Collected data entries
▽

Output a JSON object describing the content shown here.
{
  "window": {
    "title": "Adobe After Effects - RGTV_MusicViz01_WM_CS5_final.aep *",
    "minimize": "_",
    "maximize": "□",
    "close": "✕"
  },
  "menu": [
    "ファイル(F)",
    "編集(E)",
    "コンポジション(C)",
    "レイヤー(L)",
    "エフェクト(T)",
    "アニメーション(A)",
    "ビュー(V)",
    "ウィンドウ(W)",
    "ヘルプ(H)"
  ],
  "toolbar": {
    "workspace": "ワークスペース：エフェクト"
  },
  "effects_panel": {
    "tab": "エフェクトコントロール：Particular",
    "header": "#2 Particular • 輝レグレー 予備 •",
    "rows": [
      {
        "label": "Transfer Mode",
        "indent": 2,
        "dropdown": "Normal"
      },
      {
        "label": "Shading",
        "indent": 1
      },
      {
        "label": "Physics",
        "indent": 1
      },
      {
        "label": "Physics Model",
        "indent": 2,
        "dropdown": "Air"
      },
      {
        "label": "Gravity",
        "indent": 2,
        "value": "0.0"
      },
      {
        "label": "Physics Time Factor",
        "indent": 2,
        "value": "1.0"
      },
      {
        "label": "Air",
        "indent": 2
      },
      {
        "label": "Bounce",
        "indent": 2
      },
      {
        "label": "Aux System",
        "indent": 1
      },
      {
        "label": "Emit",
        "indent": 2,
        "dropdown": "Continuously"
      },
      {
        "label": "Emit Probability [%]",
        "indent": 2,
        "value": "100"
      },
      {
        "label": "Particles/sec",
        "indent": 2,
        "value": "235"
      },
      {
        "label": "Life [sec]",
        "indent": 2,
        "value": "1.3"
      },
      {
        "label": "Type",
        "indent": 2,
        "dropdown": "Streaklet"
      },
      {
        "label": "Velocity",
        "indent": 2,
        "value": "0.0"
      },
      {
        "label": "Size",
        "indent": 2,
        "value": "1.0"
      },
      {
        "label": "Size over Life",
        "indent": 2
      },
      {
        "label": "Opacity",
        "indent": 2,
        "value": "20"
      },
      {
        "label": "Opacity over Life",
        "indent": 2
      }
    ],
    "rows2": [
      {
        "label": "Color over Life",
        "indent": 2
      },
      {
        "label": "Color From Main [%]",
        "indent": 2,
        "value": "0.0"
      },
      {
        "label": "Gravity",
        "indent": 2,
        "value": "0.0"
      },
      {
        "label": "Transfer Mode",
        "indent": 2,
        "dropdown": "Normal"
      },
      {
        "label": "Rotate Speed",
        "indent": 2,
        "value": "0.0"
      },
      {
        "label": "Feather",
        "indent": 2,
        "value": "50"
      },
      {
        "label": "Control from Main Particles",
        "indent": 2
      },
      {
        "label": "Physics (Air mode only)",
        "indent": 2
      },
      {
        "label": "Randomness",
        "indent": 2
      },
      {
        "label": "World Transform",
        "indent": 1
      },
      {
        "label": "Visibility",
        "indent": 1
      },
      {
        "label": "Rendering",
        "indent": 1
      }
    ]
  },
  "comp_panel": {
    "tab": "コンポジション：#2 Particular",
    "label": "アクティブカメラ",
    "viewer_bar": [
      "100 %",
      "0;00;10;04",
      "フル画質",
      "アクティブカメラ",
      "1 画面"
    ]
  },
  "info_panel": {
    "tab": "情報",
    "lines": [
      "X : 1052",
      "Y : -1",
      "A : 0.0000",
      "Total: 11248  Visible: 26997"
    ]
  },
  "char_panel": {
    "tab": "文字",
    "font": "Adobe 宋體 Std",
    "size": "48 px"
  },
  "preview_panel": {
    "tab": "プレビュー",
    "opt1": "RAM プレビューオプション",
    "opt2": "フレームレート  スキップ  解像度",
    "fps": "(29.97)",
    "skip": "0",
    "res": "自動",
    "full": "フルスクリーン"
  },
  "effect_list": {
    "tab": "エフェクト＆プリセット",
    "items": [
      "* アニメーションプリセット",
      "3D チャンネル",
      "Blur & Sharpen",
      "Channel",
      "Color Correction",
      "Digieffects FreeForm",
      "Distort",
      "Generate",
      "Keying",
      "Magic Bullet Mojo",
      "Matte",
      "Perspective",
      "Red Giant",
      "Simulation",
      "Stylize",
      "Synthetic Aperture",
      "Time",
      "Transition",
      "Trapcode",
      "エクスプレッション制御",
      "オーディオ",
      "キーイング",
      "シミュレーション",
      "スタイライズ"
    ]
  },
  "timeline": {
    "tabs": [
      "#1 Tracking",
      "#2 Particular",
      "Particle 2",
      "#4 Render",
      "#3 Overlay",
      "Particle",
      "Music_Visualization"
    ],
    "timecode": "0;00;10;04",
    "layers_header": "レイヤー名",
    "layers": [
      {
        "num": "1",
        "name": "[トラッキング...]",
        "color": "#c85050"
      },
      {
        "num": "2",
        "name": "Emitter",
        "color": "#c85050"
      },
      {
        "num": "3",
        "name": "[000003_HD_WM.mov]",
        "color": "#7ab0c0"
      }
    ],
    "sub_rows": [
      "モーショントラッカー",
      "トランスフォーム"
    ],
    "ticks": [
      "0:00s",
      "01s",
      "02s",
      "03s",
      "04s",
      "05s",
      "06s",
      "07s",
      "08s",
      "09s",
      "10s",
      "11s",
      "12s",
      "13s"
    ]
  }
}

△

Instructions to follow
Copy out all of the data exactly, leaving nothing out.

Task response
Output a JSON object describing the content shown here.
{
  "window": {
    "title": "Adobe After Effects - RGTV_MusicViz01_WM_CS5_final.aep *",
    "minimize": "_",
    "maximize": "□",
    "close": "✕"
  },
  "menu": [
    "ファイル(F)",
    "編集(E)",
    "コンポジション(C)",
    "レイヤー(L)",
    "エフェクト(T)",
    "アニメーション(A)",
    "ビュー(V)",
    "ウィンドウ(W)",
    "ヘルプ(H)"
  ],
  "toolbar": {
    "workspace": "ワークスペース：エフェクト"
  },
  "effects_panel": {
    "tab": "エフェクトコントロール：Particular",
    "header": "#2 Particular • 輝レグレー 予備 •",
    "rows": [
      {
        "label": "Transfer Mode",
        "indent": 2,
        "dropdown": "Normal"
      },
      {
        "label": "Shading",
        "indent": 1
      },
      {
        "label": "Physics",
        "indent": 1
      },
      {
        "label": "Physics Model",
        "indent": 2,
        "dropdown": "Air"
      },
      {
        "label": "Gravity",
        "indent": 2,
        "value": "0.0"
      },
      {
        "label": "Physics Time Factor",
        "indent": 2,
        "value": "1.0"
      },
      {
        "label": "Air",
        "indent": 2
      },
      {
        "label": "Bounce",
        "indent": 2
      },
      {
        "label": "Aux System",
        "indent": 1
      },
      {
        "label": "Emit",
        "indent": 2,
        "dropdown": "Continuously"
      },
      {
        "label": "Emit Probability [%]",
        "indent": 2,
        "value": "100"
      },
      {
        "label": "Particles/sec",
        "indent": 2,
        "value": "235"
      },
      {
        "label": "Life [sec]",
        "indent": 2,
        "value": "1.3"
      },
      {
        "label": "Type",
        "indent": 2,
        "dropdown": "Streaklet"
      },
      {
        "label": "Velocity",
        "indent": 2,
        "value": "0.0"
      },
      {
        "label": "Size",
        "indent": 2,
        "value": "1.0"
      },
      {
        "label": "Size over Life",
        "indent": 2
      },
      {
        "label": "Opacity",
        "indent": 2,
        "value": "20"
      },
      {
        "label": "Opacity over Life",
        "indent": 2
      }
    ],
    "rows2": [
      {
        "label": "Color over Life",
        "indent": 2
      },
      {
        "label": "Color From Main [%]",
        "indent": 2,
        "value": "0.0"
      },
      {
        "label": "Gravity",
        "indent": 2,
        "value": "0.0"
      },
      {
        "label": "Transfer Mode",
        "indent": 2,
        "dropdown": "Normal"
      },
      {
        "label": "Rotate Speed",
        "indent": 2,
        "value": "0.0"
      },
      {
        "label": "Feather",
        "indent": 2,
        "value": "50"
      },
      {
        "label": "Control from Main Particles",
        "indent": 2
      },
      {
        "label": "Physics (Air mode only)",
        "indent": 2
      },
      {
        "label": "Randomness",
        "indent": 2
      },
      {
        "label": "World Transform",
        "indent": 1
      },
      {
        "label": "Visibility",
        "indent": 1
      },
      {
        "label": "Rendering",
        "indent": 1
      }
    ]
  },
  "comp_panel": {
    "tab": "コンポジション：#2 Particular",
    "label": "アクティブカメラ",
    "viewer_bar": [
      "100 %",
      "0;00;10;04",
      "フル画質",
      "アクティブカメラ",
      "1 画面"
    ]
  },
  "info_panel": {
    "tab": "情報",
    "lines": [
      "X : 1052",
      "Y : -1",
      "A : 0.0000",
      "Total: 11248  Visible: 26997"
    ]
  },
  "char_panel": {
    "tab": "文字",
    "font": "Adobe 宋體 Std",
    "size": "48 px"
  },
  "preview_panel": {
    "tab": "プレビュー",
    "opt1": "RAM プレビューオプション",
    "opt2": "フレームレート  スキップ  解像度",
    "fps": "(29.97)",
    "skip": "0",
    "res": "自動",
    "full": "フルスクリーン"
  },
  "effect_list": {
    "tab": "エフェクト＆プリセット",
    "items": [
      "* アニメーションプリセット",
      "3D チャンネル",
      "Blur & Sharpen",
      "Channel",
      "Color Correction",
      "Digieffects FreeForm",
      "Distort",
      "Generate",
      "Keying",
      "Magic Bullet Mojo",
      "Matte",
      "Perspective",
      "Red Giant",
      "Simulation",
      "Stylize",
      "Synthetic Aperture",
      "Time",
      "Transition",
      "Trapcode",
      "エクスプレッション制御",
      "オーディオ",
      "キーイング",
      "シミュレーション",
      "スタイライズ"
    ]
  },
  "timeline": {
    "tabs": [
      "#1 Tracking",
      "#2 Particular",
      "Particle 2",
      "#4 Render",
      "#3 Overlay",
      "Particle",
      "Music_Visualization"
    ],
    "timecode": "0;00;10;04",
    "layers_header": "レイヤー名",
    "layers": [
      {
        "num": "1",
        "name": "[トラッキング...]",
        "color": "#c85050"
      },
      {
        "num": "2",
        "name": "Emitter",
        "color": "#c85050"
      },
      {
        "num": "3",
        "name": "[000003_HD_WM.mov]",
        "color": "#7ab0c0"
      }
    ],
    "sub_rows": [
      "モーショントラッカー",
      "トランスフォーム"
    ],
    "ticks": [
      "0:00s",
      "01s",
      "02s",
      "03s",
      "04s",
      "05s",
      "06s",
      "07s",
      "08s",
      "09s",
      "10s",
      "11s",
      "12s",
      "13s"
    ]
  }
}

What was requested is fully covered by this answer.